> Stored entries
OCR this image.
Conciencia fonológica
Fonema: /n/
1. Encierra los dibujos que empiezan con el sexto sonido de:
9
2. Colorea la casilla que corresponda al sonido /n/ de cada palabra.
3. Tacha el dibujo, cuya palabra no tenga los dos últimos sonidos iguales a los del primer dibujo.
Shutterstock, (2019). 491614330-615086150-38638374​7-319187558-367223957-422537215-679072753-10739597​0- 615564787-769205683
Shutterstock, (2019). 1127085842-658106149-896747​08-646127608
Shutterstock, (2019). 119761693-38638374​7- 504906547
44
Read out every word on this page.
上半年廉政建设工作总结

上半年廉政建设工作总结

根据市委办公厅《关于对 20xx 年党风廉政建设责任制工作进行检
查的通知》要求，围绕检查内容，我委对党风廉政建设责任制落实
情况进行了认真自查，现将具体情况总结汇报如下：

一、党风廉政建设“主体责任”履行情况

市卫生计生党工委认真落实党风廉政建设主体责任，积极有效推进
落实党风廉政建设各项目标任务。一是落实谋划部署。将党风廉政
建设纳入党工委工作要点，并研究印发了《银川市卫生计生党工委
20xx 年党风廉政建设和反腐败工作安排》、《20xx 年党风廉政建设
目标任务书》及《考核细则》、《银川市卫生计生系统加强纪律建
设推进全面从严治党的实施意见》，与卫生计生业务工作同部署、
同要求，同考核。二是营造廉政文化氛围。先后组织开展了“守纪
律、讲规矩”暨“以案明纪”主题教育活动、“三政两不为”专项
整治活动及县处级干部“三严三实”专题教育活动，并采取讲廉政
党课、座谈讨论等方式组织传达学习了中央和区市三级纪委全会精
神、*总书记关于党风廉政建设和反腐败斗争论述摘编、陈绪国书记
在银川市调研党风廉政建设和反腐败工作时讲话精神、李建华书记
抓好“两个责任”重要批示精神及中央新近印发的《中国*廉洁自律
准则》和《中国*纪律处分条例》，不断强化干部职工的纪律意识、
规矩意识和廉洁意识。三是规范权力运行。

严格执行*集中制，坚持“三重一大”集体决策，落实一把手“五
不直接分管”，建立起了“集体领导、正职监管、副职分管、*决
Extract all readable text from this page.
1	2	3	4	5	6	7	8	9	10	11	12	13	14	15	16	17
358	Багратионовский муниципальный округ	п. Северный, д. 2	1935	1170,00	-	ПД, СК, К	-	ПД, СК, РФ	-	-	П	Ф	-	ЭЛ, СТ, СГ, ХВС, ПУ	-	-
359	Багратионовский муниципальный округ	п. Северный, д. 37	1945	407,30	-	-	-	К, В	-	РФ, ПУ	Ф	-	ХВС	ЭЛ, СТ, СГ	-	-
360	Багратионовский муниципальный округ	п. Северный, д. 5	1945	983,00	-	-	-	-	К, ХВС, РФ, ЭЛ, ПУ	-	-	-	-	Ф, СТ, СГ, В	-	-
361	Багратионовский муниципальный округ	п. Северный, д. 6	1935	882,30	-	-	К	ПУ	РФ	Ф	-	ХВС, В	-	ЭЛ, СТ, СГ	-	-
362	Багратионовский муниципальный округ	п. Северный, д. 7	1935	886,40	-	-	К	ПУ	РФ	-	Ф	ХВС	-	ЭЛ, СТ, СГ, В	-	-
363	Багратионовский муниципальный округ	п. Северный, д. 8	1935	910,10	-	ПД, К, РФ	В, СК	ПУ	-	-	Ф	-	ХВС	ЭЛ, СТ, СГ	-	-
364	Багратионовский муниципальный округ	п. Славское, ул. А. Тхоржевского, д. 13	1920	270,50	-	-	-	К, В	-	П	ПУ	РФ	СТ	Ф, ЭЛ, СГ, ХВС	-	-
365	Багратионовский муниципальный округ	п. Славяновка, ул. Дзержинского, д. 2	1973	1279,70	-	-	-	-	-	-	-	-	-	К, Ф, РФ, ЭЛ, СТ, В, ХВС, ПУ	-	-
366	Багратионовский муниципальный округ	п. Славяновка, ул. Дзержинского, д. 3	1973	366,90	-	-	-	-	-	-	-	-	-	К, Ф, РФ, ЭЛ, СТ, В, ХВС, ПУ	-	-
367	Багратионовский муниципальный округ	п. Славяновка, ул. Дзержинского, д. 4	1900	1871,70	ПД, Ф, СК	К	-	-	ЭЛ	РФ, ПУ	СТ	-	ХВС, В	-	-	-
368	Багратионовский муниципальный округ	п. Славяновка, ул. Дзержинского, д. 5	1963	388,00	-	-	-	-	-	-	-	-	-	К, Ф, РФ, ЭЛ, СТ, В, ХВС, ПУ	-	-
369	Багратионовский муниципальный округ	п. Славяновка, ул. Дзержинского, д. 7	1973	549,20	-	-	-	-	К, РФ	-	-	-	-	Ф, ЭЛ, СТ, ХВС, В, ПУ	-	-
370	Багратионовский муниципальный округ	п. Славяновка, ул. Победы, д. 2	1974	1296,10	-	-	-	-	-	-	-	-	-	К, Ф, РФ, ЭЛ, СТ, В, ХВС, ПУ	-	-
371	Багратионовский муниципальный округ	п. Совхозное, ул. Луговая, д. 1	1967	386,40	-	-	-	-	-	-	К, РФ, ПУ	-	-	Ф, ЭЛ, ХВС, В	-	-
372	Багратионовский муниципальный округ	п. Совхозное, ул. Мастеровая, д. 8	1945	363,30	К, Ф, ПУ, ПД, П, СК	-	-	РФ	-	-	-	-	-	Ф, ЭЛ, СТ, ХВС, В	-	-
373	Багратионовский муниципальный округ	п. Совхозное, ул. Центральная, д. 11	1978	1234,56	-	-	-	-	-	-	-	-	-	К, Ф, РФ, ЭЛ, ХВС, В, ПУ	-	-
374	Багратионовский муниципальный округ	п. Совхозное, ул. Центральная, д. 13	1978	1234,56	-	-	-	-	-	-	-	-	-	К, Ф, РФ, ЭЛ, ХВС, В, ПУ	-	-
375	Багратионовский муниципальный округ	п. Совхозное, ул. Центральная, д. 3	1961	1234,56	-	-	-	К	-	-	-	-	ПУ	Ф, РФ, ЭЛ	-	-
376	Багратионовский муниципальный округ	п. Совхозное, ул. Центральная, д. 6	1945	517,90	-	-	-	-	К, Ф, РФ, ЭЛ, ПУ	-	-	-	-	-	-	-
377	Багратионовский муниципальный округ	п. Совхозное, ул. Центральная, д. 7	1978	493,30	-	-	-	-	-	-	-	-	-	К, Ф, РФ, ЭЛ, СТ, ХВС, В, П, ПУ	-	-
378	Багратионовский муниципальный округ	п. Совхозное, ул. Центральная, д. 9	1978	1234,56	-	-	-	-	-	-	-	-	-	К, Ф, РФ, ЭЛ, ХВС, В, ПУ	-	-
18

> Task statement
Give all the records again. Match them exactly.

> Full response
OCR this image.
Conciencia fonológica
Fonema: /n/
1. Encierra los dibujos que empiezan con el sexto sonido de:
9
2. Colorea la casilla que corresponda al sonido /n/ de cada palabra.
3. Tacha el dibujo, cuya palabra no tenga los dos últimos sonidos iguales a los del primer dibujo.
Shutterstock, (2019). 491614330-615086150-38638374​7-319187558-367223957-422537215-679072753-10739597​0- 615564787-769205683
Shutterstock, (2019). 1127085842-658106149-896747​08-646127608
Shutterstock, (2019). 119761693-38638374​7- 504906547
44
Read out every word on this page.
上半年廉政建设工作总结

上半年廉政建设工作总结

根据市委办公厅《关于对 20xx 年党风廉政建设责任制工作进行检
查的通知》要求，围绕检查内容，我委对党风廉政建设责任制落实
情况进行了认真自查，现将具体情况总结汇报如下：

一、党风廉政建设“主体责任”履行情况

市卫生计生党工委认真落实党风廉政建设主体责任，积极有效推进
落实党风廉政建设各项目标任务。一是落实谋划部署。将党风廉政
建设纳入党工委工作要点，并研究印发了《银川市卫生计生党工委
20xx 年党风廉政建设和反腐败工作安排》、《20xx 年党风廉政建设
目标任务书》及《考核细则》、《银川市卫生计生系统加强纪律建
设推进全面从严治党的实施意见》，与卫生计生业务工作同部署、
同要求，同考核。二是营造廉政文化氛围。先后组织开展了“守纪
律、讲规矩”暨“以案明纪”主题教育活动、“三政两不为”专项
整治活动及县处级干部“三严三实”专题教育活动，并采取讲廉政
党课、座谈讨论等方式组织传达学习了中央和区市三级纪委全会精
神、*总书记关于党风廉政建设和反腐败斗争论述摘编、陈绪国书记
在银川市调研党风廉政建设和反腐败工作时讲话精神、李建华书记
抓好“两个责任”重要批示精神及中央新近印发的《中国*廉洁自律
准则》和《中国*纪律处分条例》，不断强化干部职工的纪律意识、
规矩意识和廉洁意识。三是规范权力运行。

严格执行*集中制，坚持“三重一大”集体决策，落实一把手“五
不直接分管”，建立起了“集体领导、正职监管、副职分管、*决
Extract all readable text from this page.
1	2	3	4	5	6	7	8	9	10	11	12	13	14	15	16	17
358	Багратионовский муниципальный округ	п. Северный, д. 2	1935	1170,00	-	ПД, СК, К	-	ПД, СК, РФ	-	-	П	Ф	-	ЭЛ, СТ, СГ, ХВС, ПУ	-	-
359	Багратионовский муниципальный округ	п. Северный, д. 37	1945	407,30	-	-	-	К, В	-	РФ, ПУ	Ф	-	ХВС	ЭЛ, СТ, СГ	-	-
360	Багратионовский муниципальный округ	п. Северный, д. 5	1945	983,00	-	-	-	-	К, ХВС, РФ, ЭЛ, ПУ	-	-	-	-	Ф, СТ, СГ, В	-	-
361	Багратионовский муниципальный округ	п. Северный, д. 6	1935	882,30	-	-	К	ПУ	РФ	Ф	-	ХВС, В	-	ЭЛ, СТ, СГ	-	-
362	Багратионовский муниципальный округ	п. Северный, д. 7	1935	886,40	-	-	К	ПУ	РФ	-	Ф	ХВС	-	ЭЛ, СТ, СГ, В	-	-
363	Багратионовский муниципальный округ	п. Северный, д. 8	1935	910,10	-	ПД, К, РФ	В, СК	ПУ	-	-	Ф	-	ХВС	ЭЛ, СТ, СГ	-	-
364	Багратионовский муниципальный округ	п. Славское, ул. А. Тхоржевского, д. 13	1920	270,50	-	-	-	К, В	-	П	ПУ	РФ	СТ	Ф, ЭЛ, СГ, ХВС	-	-
365	Багратионовский муниципальный округ	п. Славяновка, ул. Дзержинского, д. 2	1973	1279,70	-	-	-	-	-	-	-	-	-	К, Ф, РФ, ЭЛ, СТ, В, ХВС, ПУ	-	-
366	Багратионовский муниципальный округ	п. Славяновка, ул. Дзержинского, д. 3	1973	366,90	-	-	-	-	-	-	-	-	-	К, Ф, РФ, ЭЛ, СТ, В, ХВС, ПУ	-	-
367	Багратионовский муниципальный округ	п. Славяновка, ул. Дзержинского, д. 4	1900	1871,70	ПД, Ф, СК	К	-	-	ЭЛ	РФ, ПУ	СТ	-	ХВС, В	-	-	-
368	Багратионовский муниципальный округ	п. Славяновка, ул. Дзержинского, д. 5	1963	388,00	-	-	-	-	-	-	-	-	-	К, Ф, РФ, ЭЛ, СТ, В, ХВС, ПУ	-	-
369	Багратионовский муниципальный округ	п. Славяновка, ул. Дзержинского, д. 7	1973	549,20	-	-	-	-	К, РФ	-	-	-	-	Ф, ЭЛ, СТ, ХВС, В, ПУ	-	-
370	Багратионовский муниципальный округ	п. Славяновка, ул. Победы, д. 2	1974	1296,10	-	-	-	-	-	-	-	-	-	К, Ф, РФ, ЭЛ, СТ, В, ХВС, ПУ	-	-
371	Багратионовский муниципальный округ	п. Совхозное, ул. Луговая, д. 1	1967	386,40	-	-	-	-	-	-	К, РФ, ПУ	-	-	Ф, ЭЛ, ХВС, В	-	-
372	Багратионовский муниципальный округ	п. Совхозное, ул. Мастеровая, д. 8	1945	363,30	К, Ф, ПУ, ПД, П, СК	-	-	РФ	-	-	-	-	-	Ф, ЭЛ, СТ, ХВС, В	-	-
373	Багратионовский муниципальный округ	п. Совхозное, ул. Центральная, д. 11	1978	1234,56	-	-	-	-	-	-	-	-	-	К, Ф, РФ, ЭЛ, ХВС, В, ПУ	-	-
374	Багратионовский муниципальный округ	п. Совхозное, ул. Центральная, д. 13	1978	1234,56	-	-	-	-	-	-	-	-	-	К, Ф, РФ, ЭЛ, ХВС, В, ПУ	-	-
375	Багратионовский муниципальный округ	п. Совхозное, ул. Центральная, д. 3	1961	1234,56	-	-	-	К	-	-	-	-	ПУ	Ф, РФ, ЭЛ	-	-
376	Багратионовский муниципальный округ	п. Совхозное, ул. Центральная, д. 6	1945	517,90	-	-	-	-	К, Ф, РФ, ЭЛ, ПУ	-	-	-	-	-	-	-
377	Багратионовский муниципальный округ	п. Совхозное, ул. Центральная, д. 7	1978	493,30	-	-	-	-	-	-	-	-	-	К, Ф, РФ, ЭЛ, СТ, ХВС, В, П, ПУ	-	-
378	Багратионовский муниципальный округ	п. Совхозное, ул. Центральная, д. 9	1978	1234,56	-	-	-	-	-	-	-	-	-	К, Ф, РФ, ЭЛ, ХВС, В, ПУ	-	-
18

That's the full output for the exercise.